• **Exercise data**
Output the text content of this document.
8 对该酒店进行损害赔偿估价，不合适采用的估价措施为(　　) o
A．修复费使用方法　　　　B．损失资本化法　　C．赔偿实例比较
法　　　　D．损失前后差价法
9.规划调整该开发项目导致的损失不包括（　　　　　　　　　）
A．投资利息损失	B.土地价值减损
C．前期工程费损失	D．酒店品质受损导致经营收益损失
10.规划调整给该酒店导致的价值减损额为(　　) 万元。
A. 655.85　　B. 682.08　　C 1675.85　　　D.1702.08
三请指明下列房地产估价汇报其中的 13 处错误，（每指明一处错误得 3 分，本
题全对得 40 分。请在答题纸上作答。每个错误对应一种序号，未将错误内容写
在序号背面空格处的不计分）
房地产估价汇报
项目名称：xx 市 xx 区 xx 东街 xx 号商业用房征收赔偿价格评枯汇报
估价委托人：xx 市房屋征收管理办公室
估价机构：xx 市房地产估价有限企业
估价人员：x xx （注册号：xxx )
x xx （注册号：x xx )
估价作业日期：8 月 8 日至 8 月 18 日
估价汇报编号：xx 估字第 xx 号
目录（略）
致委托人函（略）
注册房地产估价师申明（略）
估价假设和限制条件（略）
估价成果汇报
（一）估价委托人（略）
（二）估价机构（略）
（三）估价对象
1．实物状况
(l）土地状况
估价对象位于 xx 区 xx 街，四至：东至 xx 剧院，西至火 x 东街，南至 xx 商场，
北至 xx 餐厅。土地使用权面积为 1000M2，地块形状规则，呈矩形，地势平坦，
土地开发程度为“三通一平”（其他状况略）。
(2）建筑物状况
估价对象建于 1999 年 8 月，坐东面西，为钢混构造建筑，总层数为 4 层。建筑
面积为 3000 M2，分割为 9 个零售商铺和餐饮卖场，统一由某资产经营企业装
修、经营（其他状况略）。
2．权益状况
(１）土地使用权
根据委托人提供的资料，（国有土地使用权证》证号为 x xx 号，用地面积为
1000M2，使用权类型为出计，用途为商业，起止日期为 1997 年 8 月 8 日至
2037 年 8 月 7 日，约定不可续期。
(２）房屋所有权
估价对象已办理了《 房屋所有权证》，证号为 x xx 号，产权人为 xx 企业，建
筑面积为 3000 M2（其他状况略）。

• **What you have to do**
Look through the data above. Find each line with the string "其他状况略" and copy it.

• **Exercise answer**
土地开发程度为“三通一平”（其他状况略）。
修、经营（其他状况略）。
筑面积为 3000 M2（其他状况略）。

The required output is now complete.